# Start of THE DATA

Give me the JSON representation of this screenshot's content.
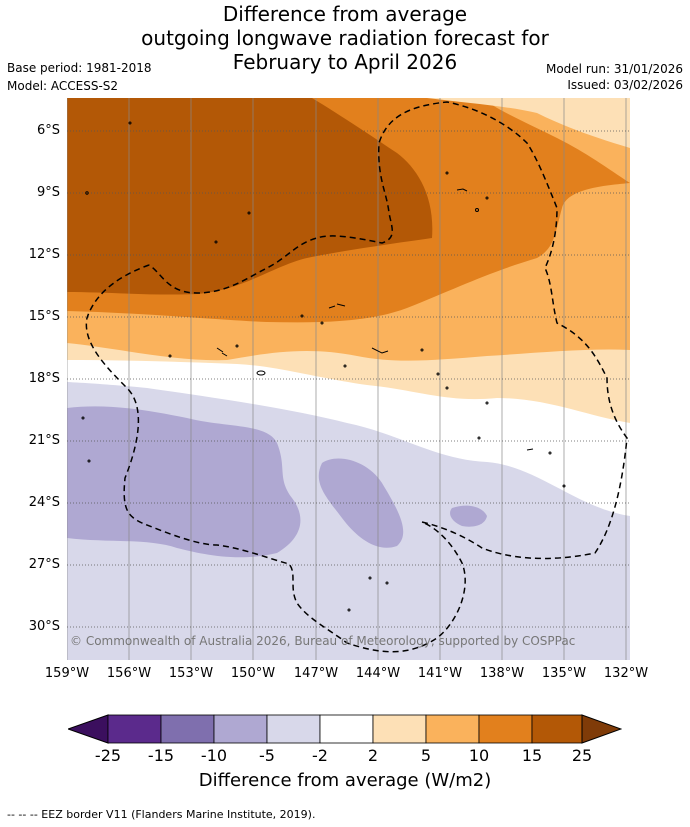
{
  "title": {
    "line1": "Difference from average",
    "line2": "outgoing longwave radiation forecast for",
    "line3": "February to April 2026"
  },
  "meta": {
    "base_period": "Base period: 1981-2018",
    "model": "Model: ACCESS-S2",
    "model_run": "Model run: 31/01/2026",
    "issued": "Issued: 03/02/2026"
  },
  "latitudes": [
    "6°S",
    "9°S",
    "12°S",
    "15°S",
    "18°S",
    "21°S",
    "24°S",
    "27°S",
    "30°S"
  ],
  "longitudes": [
    "159°W",
    "156°W",
    "153°W",
    "150°W",
    "147°W",
    "144°W",
    "141°W",
    "138°W",
    "135°W",
    "132°W"
  ],
  "copyright": "© Commonwealth of Australia 2026, Bureau of Meteorology, supported by COSPPac",
  "colorbar": {
    "labels": [
      "-25",
      "-15",
      "-10",
      "-5",
      "-2",
      "2",
      "5",
      "10",
      "15",
      "25"
    ],
    "colors": [
      "#3b0f5e",
      "#5b2a8c",
      "#7f6fae",
      "#afa8d2",
      "#d8d8ea",
      "#ffffff",
      "#fde0b6",
      "#fab25c",
      "#e2801d",
      "#b35806",
      "#7f3b08"
    ],
    "title": "Difference from average (W/m2)"
  },
  "legend": {
    "eez": "--  --  -- EEZ border V11 (Flanders Marine Institute, 2019)."
  }
}
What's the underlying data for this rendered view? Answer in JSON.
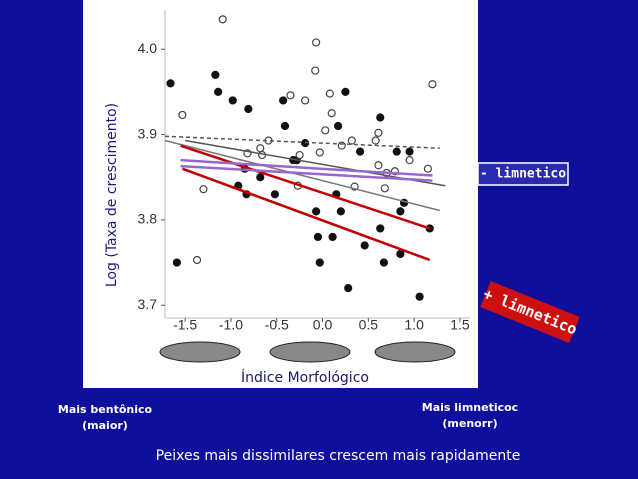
{
  "chart_data": {
    "type": "scatter",
    "ylabel": "Log (Taxa de crescimento)",
    "xlabel": "Índice Morfológico",
    "xlim": [
      -1.72,
      1.61
    ],
    "ylim": [
      3.685,
      4.046
    ],
    "xticks": [
      -1.5,
      {
        "value": -1,
        "label": "-1.0"
      },
      -0.5,
      {
        "value": 0,
        "label": "0.0"
      },
      0.5,
      {
        "value": 1,
        "label": "1.0"
      },
      1.5
    ],
    "yticks": [
      3.7,
      3.8,
      3.9,
      {
        "value": 4,
        "label": "4.0"
      }
    ],
    "series": [
      {
        "color": "#111111",
        "filled": true,
        "x": [
          -1.66,
          -1.59,
          -1.17,
          -1.14,
          -0.98,
          -0.81,
          -0.92,
          -0.83,
          -0.85,
          -0.68,
          -0.52,
          -0.43,
          -0.41,
          -0.32,
          -0.28,
          -0.19,
          -0.07,
          -0.05,
          -0.03,
          0.11,
          0.15,
          0.17,
          0.2,
          0.25,
          0.28,
          0.41,
          0.46,
          0.63,
          0.63,
          0.67,
          0.81,
          0.85,
          0.89,
          0.85,
          0.95,
          1.06,
          1.17
        ],
        "values": [
          3.96,
          3.75,
          3.97,
          3.95,
          3.94,
          3.93,
          3.84,
          3.83,
          3.86,
          3.85,
          3.83,
          3.94,
          3.91,
          3.87,
          3.87,
          3.89,
          3.81,
          3.78,
          3.75,
          3.78,
          3.83,
          3.91,
          3.81,
          3.95,
          3.72,
          3.88,
          3.77,
          3.92,
          3.79,
          3.75,
          3.88,
          3.81,
          3.82,
          3.76,
          3.88,
          3.71,
          3.79
        ]
      },
      {
        "color": "#444444",
        "filled": false,
        "x": [
          -1.09,
          -0.07,
          -0.08,
          -1.53,
          -1.3,
          -1.37,
          -0.66,
          -0.59,
          -0.35,
          -0.19,
          -0.27,
          -0.25,
          -0.03,
          0.03,
          0.08,
          0.1,
          0.21,
          0.32,
          0.35,
          0.58,
          0.61,
          0.68,
          0.61,
          0.7,
          0.79,
          0.95,
          1.15,
          1.2,
          -0.68,
          -0.82
        ],
        "values": [
          4.035,
          4.008,
          3.975,
          3.923,
          3.836,
          3.753,
          3.876,
          3.893,
          3.946,
          3.94,
          3.84,
          3.876,
          3.879,
          3.905,
          3.948,
          3.925,
          3.887,
          3.893,
          3.839,
          3.893,
          3.902,
          3.837,
          3.864,
          3.855,
          3.857,
          3.87,
          3.86,
          3.959,
          3.884,
          3.878
        ]
      }
    ],
    "trend_lines": [
      {
        "color": "#555555",
        "dashed": true,
        "x": [
          -1.72,
          1.28
        ],
        "values": [
          3.898,
          3.884
        ]
      },
      {
        "color": "#777777",
        "dashed": false,
        "x": [
          -1.72,
          1.28
        ],
        "values": [
          3.893,
          3.811
        ]
      },
      {
        "color": "#555555",
        "dashed": false,
        "x": [
          -1.5,
          1.34
        ],
        "values": [
          3.893,
          3.84
        ]
      },
      {
        "color": "#c00000",
        "dashed": false,
        "x": [
          -1.55,
          1.17
        ],
        "values": [
          3.887,
          3.79
        ]
      },
      {
        "color": "#c00000",
        "dashed": false,
        "x": [
          -1.53,
          1.17
        ],
        "values": [
          3.86,
          3.753
        ]
      },
      {
        "color": "#9966cc",
        "dashed": false,
        "x": [
          -1.55,
          1.2
        ],
        "values": [
          3.87,
          3.852
        ]
      },
      {
        "color": "#9966cc",
        "dashed": false,
        "x": [
          -1.55,
          1.2
        ],
        "values": [
          3.863,
          3.846
        ]
      }
    ]
  },
  "annotations": {
    "minus": "- limnetico",
    "plus": "+ limnetico",
    "left": [
      "Mais bentônico",
      "(maior)"
    ],
    "right": [
      "Mais limneticoc",
      "(menorr)"
    ],
    "caption": "Peixes mais dissimilares crescem mais rapidamente"
  }
}
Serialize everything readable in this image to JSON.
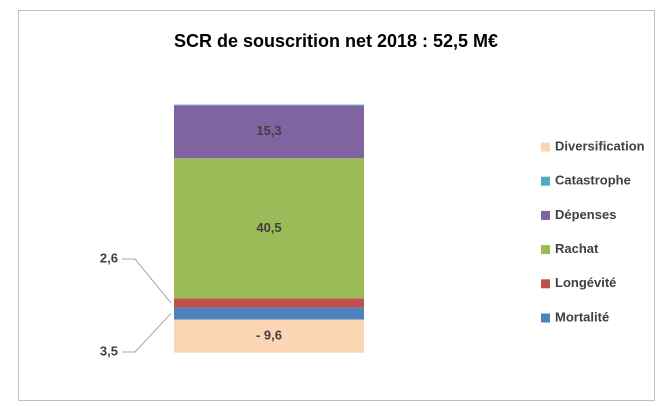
{
  "chart_data": {
    "type": "bar",
    "stacked": true,
    "title": "SCR de souscrition net 2018 : 52,5 M€",
    "categories": [
      null
    ],
    "series": [
      {
        "name": "Mortalité",
        "color": "#4f81bd",
        "values": [
          3.5
        ],
        "value_labels": [
          "3,5"
        ]
      },
      {
        "name": "Longévité",
        "color": "#c0504d",
        "values": [
          2.6
        ],
        "value_labels": [
          "2,6"
        ]
      },
      {
        "name": "Rachat",
        "color": "#9bbb59",
        "values": [
          40.5
        ],
        "value_labels": [
          "40,5"
        ]
      },
      {
        "name": "Dépenses",
        "color": "#8064a2",
        "values": [
          15.3
        ],
        "value_labels": [
          "15,3"
        ]
      },
      {
        "name": "Catastrophe",
        "color": "#4bacc6",
        "values": [
          0.2
        ]
      },
      {
        "name": "Diversification",
        "color": "#fcd5b4",
        "values": [
          -9.6
        ],
        "value_labels": [
          "- 9,6"
        ]
      }
    ],
    "legend": "right"
  }
}
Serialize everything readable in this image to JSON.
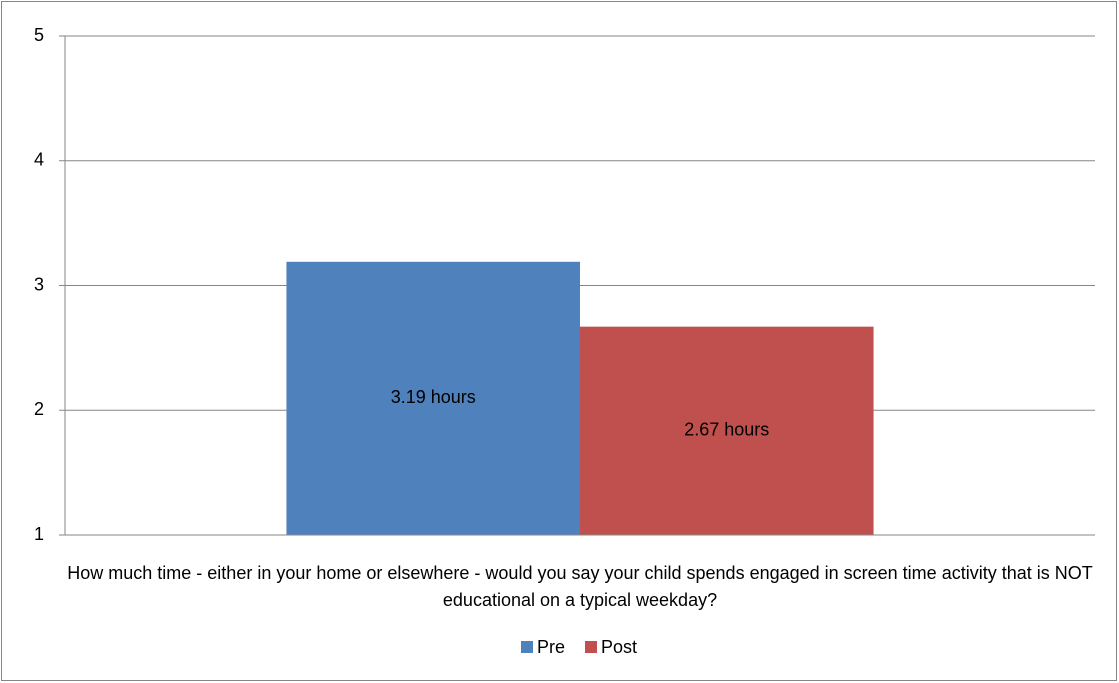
{
  "chart_data": {
    "type": "bar",
    "categories": [
      "How much time - either in your home or elsewhere - would you say your child spends engaged in screen time activity that is NOT educational on a typical weekday?"
    ],
    "series": [
      {
        "name": "Pre",
        "color": "#4f81bd",
        "values": [
          3.19
        ],
        "value_labels": [
          "3.19 hours"
        ]
      },
      {
        "name": "Post",
        "color": "#c0504d",
        "values": [
          2.67
        ],
        "value_labels": [
          "2.67 hours"
        ]
      }
    ],
    "ylim": [
      1,
      5
    ],
    "yticks": [
      1,
      2,
      3,
      4,
      5
    ],
    "grid": true,
    "legend": "bottom"
  }
}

# End of THE DATA

# [WRITTEN REQUEST]
Your copy of the data should match it exactly, except that pictures are left out.

# [EXERCISE RESPONSE]
Give me the JSON representation of this screenshot's content.
{
  "title": {
    "line1": "Difference from average",
    "line2": "outgoing longwave radiation forecast for",
    "line3": "February to April 2026"
  },
  "meta": {
    "base_period": "Base period: 1981-2018",
    "model": "Model: ACCESS-S2",
    "model_run": "Model run: 31/01/2026",
    "issued": "Issued: 03/02/2026"
  },
  "latitudes": [
    "6°S",
    "9°S",
    "12°S",
    "15°S",
    "18°S",
    "21°S",
    "24°S",
    "27°S",
    "30°S"
  ],
  "longitudes": [
    "159°W",
    "156°W",
    "153°W",
    "150°W",
    "147°W",
    "144°W",
    "141°W",
    "138°W",
    "135°W",
    "132°W"
  ],
  "copyright": "© Commonwealth of Australia 2026, Bureau of Meteorology, supported by COSPPac",
  "colorbar": {
    "labels": [
      "-25",
      "-15",
      "-10",
      "-5",
      "-2",
      "2",
      "5",
      "10",
      "15",
      "25"
    ],
    "colors": [
      "#3b0f5e",
      "#5b2a8c",
      "#7f6fae",
      "#afa8d2",
      "#d8d8ea",
      "#ffffff",
      "#fde0b6",
      "#fab25c",
      "#e2801d",
      "#b35806",
      "#7f3b08"
    ],
    "title": "Difference from average (W/m2)"
  },
  "legend": {
    "eez": "--  --  -- EEZ border V11 (Flanders Marine Institute, 2019)."
  }
}
What's the underlying data for this rendered view? Answer in JSON.
{
  "chart_data": {
    "type": "scatter",
    "ylabel": "Log (Taxa de crescimento)",
    "xlabel": "Índice Morfológico",
    "xlim": [
      -1.72,
      1.61
    ],
    "ylim": [
      3.685,
      4.046
    ],
    "xticks": [
      -1.5,
      {
        "value": -1,
        "label": "-1.0"
      },
      -0.5,
      {
        "value": 0,
        "label": "0.0"
      },
      0.5,
      {
        "value": 1,
        "label": "1.0"
      },
      1.5
    ],
    "yticks": [
      3.7,
      3.8,
      3.9,
      {
        "value": 4,
        "label": "4.0"
      }
    ],
    "series": [
      {
        "color": "#111111",
        "filled": true,
        "x": [
          -1.66,
          -1.59,
          -1.17,
          -1.14,
          -0.98,
          -0.81,
          -0.92,
          -0.83,
          -0.85,
          -0.68,
          -0.52,
          -0.43,
          -0.41,
          -0.32,
          -0.28,
          -0.19,
          -0.07,
          -0.05,
          -0.03,
          0.11,
          0.15,
          0.17,
          0.2,
          0.25,
          0.28,
          0.41,
          0.46,
          0.63,
          0.63,
          0.67,
          0.81,
          0.85,
          0.89,
          0.85,
          0.95,
          1.06,
          1.17
        ],
        "values": [
          3.96,
          3.75,
          3.97,
          3.95,
          3.94,
          3.93,
          3.84,
          3.83,
          3.86,
          3.85,
          3.83,
          3.94,
          3.91,
          3.87,
          3.87,
          3.89,
          3.81,
          3.78,
          3.75,
          3.78,
          3.83,
          3.91,
          3.81,
          3.95,
          3.72,
          3.88,
          3.77,
          3.92,
          3.79,
          3.75,
          3.88,
          3.81,
          3.82,
          3.76,
          3.88,
          3.71,
          3.79
        ]
      },
      {
        "color": "#444444",
        "filled": false,
        "x": [
          -1.09,
          -0.07,
          -0.08,
          -1.53,
          -1.3,
          -1.37,
          -0.66,
          -0.59,
          -0.35,
          -0.19,
          -0.27,
          -0.25,
          -0.03,
          0.03,
          0.08,
          0.1,
          0.21,
          0.32,
          0.35,
          0.58,
          0.61,
          0.68,
          0.61,
          0.7,
          0.79,
          0.95,
          1.15,
          1.2,
          -0.68,
          -0.82
        ],
        "values": [
          4.035,
          4.008,
          3.975,
          3.923,
          3.836,
          3.753,
          3.876,
          3.893,
          3.946,
          3.94,
          3.84,
          3.876,
          3.879,
          3.905,
          3.948,
          3.925,
          3.887,
          3.893,
          3.839,
          3.893,
          3.902,
          3.837,
          3.864,
          3.855,
          3.857,
          3.87,
          3.86,
          3.959,
          3.884,
          3.878
        ]
      }
    ],
    "trend_lines": [
      {
        "color": "#555555",
        "dashed": true,
        "x": [
          -1.72,
          1.28
        ],
        "values": [
          3.898,
          3.884
        ]
      },
      {
        "color": "#777777",
        "dashed": false,
        "x": [
          -1.72,
          1.28
        ],
        "values": [
          3.893,
          3.811
        ]
      },
      {
        "color": "#555555",
        "dashed": false,
        "x": [
          -1.5,
          1.34
        ],
        "values": [
          3.893,
          3.84
        ]
      },
      {
        "color": "#c00000",
        "dashed": false,
        "x": [
          -1.55,
          1.17
        ],
        "values": [
          3.887,
          3.79
        ]
      },
      {
        "color": "#c00000",
        "dashed": false,
        "x": [
          -1.53,
          1.17
        ],
        "values": [
          3.86,
          3.753
        ]
      },
      {
        "color": "#9966cc",
        "dashed": false,
        "x": [
          -1.55,
          1.2
        ],
        "values": [
          3.87,
          3.852
        ]
      },
      {
        "color": "#9966cc",
        "dashed": false,
        "x": [
          -1.55,
          1.2
        ],
        "values": [
          3.863,
          3.846
        ]
      }
    ]
  },
  "annotations": {
    "minus": "- limnetico",
    "plus": "+ limnetico",
    "left": [
      "Mais bentônico",
      "(maior)"
    ],
    "right": [
      "Mais limneticoc",
      "(menorr)"
    ],
    "caption": "Peixes mais dissimilares crescem mais rapidamente"
  }
}
Serialize everything readable in this image to JSON.
{
  "chart_data": {
    "type": "bar",
    "stacked": true,
    "title": "SCR de souscrition net 2018 : 52,5 M€",
    "categories": [
      null
    ],
    "series": [
      {
        "name": "Mortalité",
        "color": "#4f81bd",
        "values": [
          3.5
        ],
        "value_labels": [
          "3,5"
        ]
      },
      {
        "name": "Longévité",
        "color": "#c0504d",
        "values": [
          2.6
        ],
        "value_labels": [
          "2,6"
        ]
      },
      {
        "name": "Rachat",
        "color": "#9bbb59",
        "values": [
          40.5
        ],
        "value_labels": [
          "40,5"
        ]
      },
      {
        "name": "Dépenses",
        "color": "#8064a2",
        "values": [
          15.3
        ],
        "value_labels": [
          "15,3"
        ]
      },
      {
        "name": "Catastrophe",
        "color": "#4bacc6",
        "values": [
          0.2
        ]
      },
      {
        "name": "Diversification",
        "color": "#fcd5b4",
        "values": [
          -9.6
        ],
        "value_labels": [
          "- 9,6"
        ]
      }
    ],
    "legend": "right"
  }
}
Serialize everything readable in this image to JSON.
{
  "chart_data": {
    "type": "bar",
    "categories": [
      "How much time - either in your home or elsewhere - would you say your child spends engaged in screen time activity that is NOT educational on a typical weekday?"
    ],
    "series": [
      {
        "name": "Pre",
        "color": "#4f81bd",
        "values": [
          3.19
        ],
        "value_labels": [
          "3.19 hours"
        ]
      },
      {
        "name": "Post",
        "color": "#c0504d",
        "values": [
          2.67
        ],
        "value_labels": [
          "2.67 hours"
        ]
      }
    ],
    "ylim": [
      1,
      5
    ],
    "yticks": [
      1,
      2,
      3,
      4,
      5
    ],
    "grid": true,
    "legend": "bottom"
  }
}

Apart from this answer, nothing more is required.